▸ **RECORDS SUPPLIED**:
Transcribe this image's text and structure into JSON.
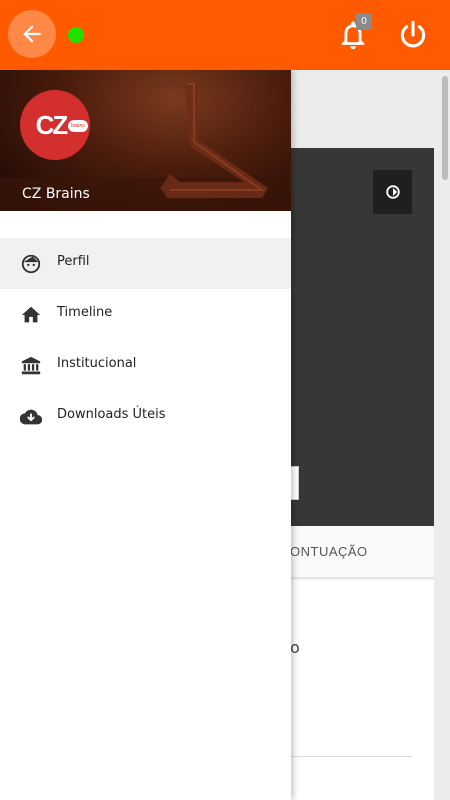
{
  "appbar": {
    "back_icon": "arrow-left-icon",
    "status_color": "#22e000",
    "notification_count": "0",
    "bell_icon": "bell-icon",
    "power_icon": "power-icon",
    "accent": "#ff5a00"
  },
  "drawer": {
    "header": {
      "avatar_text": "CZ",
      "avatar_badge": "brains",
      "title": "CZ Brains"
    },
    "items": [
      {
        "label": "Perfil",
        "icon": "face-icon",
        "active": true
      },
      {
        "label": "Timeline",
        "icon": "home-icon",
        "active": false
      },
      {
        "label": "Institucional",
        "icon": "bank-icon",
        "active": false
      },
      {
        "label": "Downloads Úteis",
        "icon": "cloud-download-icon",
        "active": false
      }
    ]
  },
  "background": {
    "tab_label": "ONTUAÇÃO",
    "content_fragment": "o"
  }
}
==
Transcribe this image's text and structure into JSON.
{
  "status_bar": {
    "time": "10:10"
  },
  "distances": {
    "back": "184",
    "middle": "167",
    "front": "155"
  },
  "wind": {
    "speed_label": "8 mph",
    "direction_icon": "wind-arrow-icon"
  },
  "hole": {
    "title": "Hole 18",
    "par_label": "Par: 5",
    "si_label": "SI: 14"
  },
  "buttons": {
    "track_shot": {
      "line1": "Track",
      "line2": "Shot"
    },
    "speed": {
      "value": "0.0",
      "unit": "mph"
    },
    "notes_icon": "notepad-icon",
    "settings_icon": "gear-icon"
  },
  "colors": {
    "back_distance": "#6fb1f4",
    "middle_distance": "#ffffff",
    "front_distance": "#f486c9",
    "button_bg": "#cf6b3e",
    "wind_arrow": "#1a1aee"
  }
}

▸ **WRITTEN TASK**: Filter the listing for the word "icon" and copy every line that holds it.

▸ **THE RESULT**:
    "back_icon": "arrow-left-icon",
    "bell_icon": "bell-icon",
    "power_icon": "power-icon",
        "icon": "face-icon",
        "icon": "home-icon",
        "icon": "bank-icon",
        "icon": "cloud-download-icon",
    "direction_icon": "wind-arrow-icon"
    "notes_icon": "notepad-icon",
    "settings_icon": "gear-icon"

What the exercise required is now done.